● Trecho citado:
━━━━━━━━━━

No Mundial da IBSA, a realidade distinta de judô e goalball no País

Vale a pena ler o artigo do jornalista Rafael Valesi, do Lance, sobre o Mundial da Turquia. O material foi feito para o Blog Paraolímpicos:

O Comitê Paraolímpico Brasileiro (CPB) enviou neste mês as equipes de judô e goalball do Brasil para disputarem os Jogos Mundiais para cegos da IBSA (Associação Internacional de Esportes para Cegos, em inglês) em Antalya, na Turquia, competição que tive a oportunidade de cobrir pelo LANCE!, a convite do CPB. Lá, foi possível perceber a realidade totalmente diferente que vivem estas duas modalidades no país. Enquanto no judô Antonio Tenório e cia.  mostraram estar entre os melhores do mundo, no goalball o panorama foi bem diferente.

A competição deu vagas diretas para o goalball para os Jogos Paraolímpicos de Londres-2012. Para isso, as seleções precisavam chegar entre os quatro melhores entre os homens, e alcançar pelo menos a medalha de bronze entre as mulheres na competição. As equipes masculina e feminina do Brasil, porém, mostraram poucas condições de fazer parte desse grupo. Não pude ver todos os jogos, já que as partidas de goalball acabaram coincidindo com as lutas do judô. Mas, no pouco que pude notar das equipes (falo sobre o que eu vi, afinal não sou especialista no esporte), ainda falta muito para que o Brasil chegue perto dos melhores países. Porém, chega a ser injusto querer cobrar algo de nossos craques, como Romário, um dos artilheiros do Brasil em Antalya, e que recebeu o nome em homenagem ao campeão do mundo em 1994 com a Seleção Brasileira de futebol. Vontade de todos deu para perceber que não faltou. O que eles precisam agora é encontrar um caminho para que o nível técnico se equipare com os países mais fortes. Cabe ao CPB, aos patrocinadores e às comissões técnicas achar o rumo.

━━━━━━━━━━

● Dados para análise:
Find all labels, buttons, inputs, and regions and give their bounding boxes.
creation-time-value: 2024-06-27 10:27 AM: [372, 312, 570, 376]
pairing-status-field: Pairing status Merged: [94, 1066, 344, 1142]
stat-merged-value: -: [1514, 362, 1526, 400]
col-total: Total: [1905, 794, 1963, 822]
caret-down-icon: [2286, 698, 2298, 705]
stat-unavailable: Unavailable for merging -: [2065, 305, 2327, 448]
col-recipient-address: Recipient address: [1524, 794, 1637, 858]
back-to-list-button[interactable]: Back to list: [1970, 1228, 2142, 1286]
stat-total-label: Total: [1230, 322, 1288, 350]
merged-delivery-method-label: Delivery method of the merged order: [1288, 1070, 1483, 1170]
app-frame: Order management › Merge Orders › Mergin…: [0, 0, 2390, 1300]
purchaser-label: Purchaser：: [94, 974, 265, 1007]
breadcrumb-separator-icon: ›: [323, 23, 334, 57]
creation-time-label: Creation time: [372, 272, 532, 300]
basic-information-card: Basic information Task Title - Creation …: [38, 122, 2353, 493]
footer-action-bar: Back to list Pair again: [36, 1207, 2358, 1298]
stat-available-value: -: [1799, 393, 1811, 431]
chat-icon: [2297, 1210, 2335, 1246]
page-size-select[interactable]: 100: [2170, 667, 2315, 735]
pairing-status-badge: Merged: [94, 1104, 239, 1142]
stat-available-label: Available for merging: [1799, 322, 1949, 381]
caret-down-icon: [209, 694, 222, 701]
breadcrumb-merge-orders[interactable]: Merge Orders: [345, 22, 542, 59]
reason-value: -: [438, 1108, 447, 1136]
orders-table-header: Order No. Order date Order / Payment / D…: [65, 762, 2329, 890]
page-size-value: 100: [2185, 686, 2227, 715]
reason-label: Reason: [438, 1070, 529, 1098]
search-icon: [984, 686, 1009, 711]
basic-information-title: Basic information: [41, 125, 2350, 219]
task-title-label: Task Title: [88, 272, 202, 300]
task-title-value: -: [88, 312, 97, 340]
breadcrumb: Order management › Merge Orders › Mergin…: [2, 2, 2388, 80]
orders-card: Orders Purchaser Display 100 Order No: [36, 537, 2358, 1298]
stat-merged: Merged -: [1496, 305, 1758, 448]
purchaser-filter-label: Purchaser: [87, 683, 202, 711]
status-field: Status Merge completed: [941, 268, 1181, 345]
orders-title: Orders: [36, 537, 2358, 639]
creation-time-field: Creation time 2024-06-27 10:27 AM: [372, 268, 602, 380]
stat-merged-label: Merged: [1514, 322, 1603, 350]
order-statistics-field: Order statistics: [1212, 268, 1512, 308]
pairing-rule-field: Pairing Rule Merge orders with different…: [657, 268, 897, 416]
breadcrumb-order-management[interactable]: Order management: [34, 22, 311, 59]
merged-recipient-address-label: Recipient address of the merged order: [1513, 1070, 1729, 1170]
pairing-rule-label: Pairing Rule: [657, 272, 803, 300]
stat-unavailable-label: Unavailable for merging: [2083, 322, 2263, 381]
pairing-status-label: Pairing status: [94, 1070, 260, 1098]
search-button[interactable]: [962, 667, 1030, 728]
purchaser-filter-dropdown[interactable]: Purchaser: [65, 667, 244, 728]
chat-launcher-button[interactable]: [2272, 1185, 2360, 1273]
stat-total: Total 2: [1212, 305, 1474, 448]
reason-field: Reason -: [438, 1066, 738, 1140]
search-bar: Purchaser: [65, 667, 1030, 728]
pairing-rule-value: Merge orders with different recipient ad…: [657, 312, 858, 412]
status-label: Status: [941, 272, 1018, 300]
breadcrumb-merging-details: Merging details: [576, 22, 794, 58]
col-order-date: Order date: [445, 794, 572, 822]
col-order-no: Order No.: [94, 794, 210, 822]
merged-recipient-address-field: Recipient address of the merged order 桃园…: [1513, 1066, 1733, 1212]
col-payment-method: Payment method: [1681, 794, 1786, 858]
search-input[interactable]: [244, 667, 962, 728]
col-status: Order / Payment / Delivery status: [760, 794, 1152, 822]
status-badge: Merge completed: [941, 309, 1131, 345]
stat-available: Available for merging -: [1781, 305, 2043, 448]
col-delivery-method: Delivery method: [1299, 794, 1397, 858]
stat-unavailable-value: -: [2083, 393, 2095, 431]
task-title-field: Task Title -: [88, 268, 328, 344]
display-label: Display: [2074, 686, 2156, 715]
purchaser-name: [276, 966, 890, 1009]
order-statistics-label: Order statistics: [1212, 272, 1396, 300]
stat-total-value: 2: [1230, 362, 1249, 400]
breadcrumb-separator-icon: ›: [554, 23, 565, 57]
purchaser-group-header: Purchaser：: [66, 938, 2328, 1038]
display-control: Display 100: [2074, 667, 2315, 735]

━━━━━━━━━━

● O que fazer:
Responda às questões a partir do trecho citado sobre o Mundial da IBSA:
1. Em que cidade e país foram disputados os Jogos Mundiais para cegos da IBSA?
2. Que colocação a seleção masculina de goalball precisava alcançar para obter vaga direta nos Jogos Paraolímpicos de Londres-2012?
3. Em homenagem a quem o jogador Romário recebeu seu nome?
Baseie-se exclusivamente no trecho citado.

● Espaço para resposta:
1. Em Antalya, na Turquia.
2. Ficar entre os quatro melhores.
3. Ao campeão do mundo em 1994 com a Seleção Brasileira de futebol.